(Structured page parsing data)

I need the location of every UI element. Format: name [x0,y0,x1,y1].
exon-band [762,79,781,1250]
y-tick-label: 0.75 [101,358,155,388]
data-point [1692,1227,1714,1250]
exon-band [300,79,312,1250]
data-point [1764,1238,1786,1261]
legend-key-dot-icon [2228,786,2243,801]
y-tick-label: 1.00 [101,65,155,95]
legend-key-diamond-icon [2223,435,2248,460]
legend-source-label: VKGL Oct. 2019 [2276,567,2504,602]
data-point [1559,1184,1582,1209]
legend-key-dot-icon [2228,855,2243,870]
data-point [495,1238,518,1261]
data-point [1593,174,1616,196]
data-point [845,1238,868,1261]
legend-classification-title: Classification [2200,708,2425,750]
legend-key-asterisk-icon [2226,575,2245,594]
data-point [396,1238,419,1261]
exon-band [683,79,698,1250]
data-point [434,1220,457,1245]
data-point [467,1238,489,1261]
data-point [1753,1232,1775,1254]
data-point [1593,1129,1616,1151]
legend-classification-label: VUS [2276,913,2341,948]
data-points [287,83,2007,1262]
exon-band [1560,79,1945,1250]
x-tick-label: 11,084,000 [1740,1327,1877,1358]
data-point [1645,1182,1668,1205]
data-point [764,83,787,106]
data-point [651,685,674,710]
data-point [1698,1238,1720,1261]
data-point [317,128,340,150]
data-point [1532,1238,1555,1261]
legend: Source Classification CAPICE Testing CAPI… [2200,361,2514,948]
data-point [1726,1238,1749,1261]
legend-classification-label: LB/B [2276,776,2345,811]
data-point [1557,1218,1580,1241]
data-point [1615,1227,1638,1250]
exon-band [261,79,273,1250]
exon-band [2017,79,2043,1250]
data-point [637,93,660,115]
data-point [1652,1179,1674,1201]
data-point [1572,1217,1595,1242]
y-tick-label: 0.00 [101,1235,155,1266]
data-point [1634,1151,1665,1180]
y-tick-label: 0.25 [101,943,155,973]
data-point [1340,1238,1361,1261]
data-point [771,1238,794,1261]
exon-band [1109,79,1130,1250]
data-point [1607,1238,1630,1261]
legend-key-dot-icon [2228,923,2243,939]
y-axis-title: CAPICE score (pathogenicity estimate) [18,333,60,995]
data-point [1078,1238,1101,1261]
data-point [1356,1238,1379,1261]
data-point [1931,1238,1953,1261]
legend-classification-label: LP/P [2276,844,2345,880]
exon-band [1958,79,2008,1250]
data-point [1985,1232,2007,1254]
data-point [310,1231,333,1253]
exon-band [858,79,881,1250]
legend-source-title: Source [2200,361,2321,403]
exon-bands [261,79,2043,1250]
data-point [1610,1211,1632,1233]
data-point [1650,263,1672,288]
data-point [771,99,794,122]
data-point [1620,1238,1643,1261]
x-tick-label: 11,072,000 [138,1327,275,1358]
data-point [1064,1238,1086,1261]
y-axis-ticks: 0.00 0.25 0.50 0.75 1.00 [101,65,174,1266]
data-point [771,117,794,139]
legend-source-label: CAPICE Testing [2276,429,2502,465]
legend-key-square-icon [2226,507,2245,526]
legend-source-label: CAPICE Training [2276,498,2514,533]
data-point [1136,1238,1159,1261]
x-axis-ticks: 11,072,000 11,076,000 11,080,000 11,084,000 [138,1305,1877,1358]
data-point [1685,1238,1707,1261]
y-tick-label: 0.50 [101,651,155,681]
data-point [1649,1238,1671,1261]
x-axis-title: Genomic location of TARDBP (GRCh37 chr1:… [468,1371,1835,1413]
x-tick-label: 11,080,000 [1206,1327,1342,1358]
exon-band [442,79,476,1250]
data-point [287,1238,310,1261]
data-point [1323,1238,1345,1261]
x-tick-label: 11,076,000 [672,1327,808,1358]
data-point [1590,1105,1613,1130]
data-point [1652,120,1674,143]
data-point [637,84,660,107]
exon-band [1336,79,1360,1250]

■ Task goal ■
Only lines of the data holding the word "ticks" go in the answer. Please copy each of them.

■ Task solution ■
y-axis-ticks: 0.00 0.25 0.50 0.75 1.00 [101,65,174,1266]
x-axis-ticks: 11,072,000 11,076,000 11,080,000 11,084,000 [138,1305,1877,1358]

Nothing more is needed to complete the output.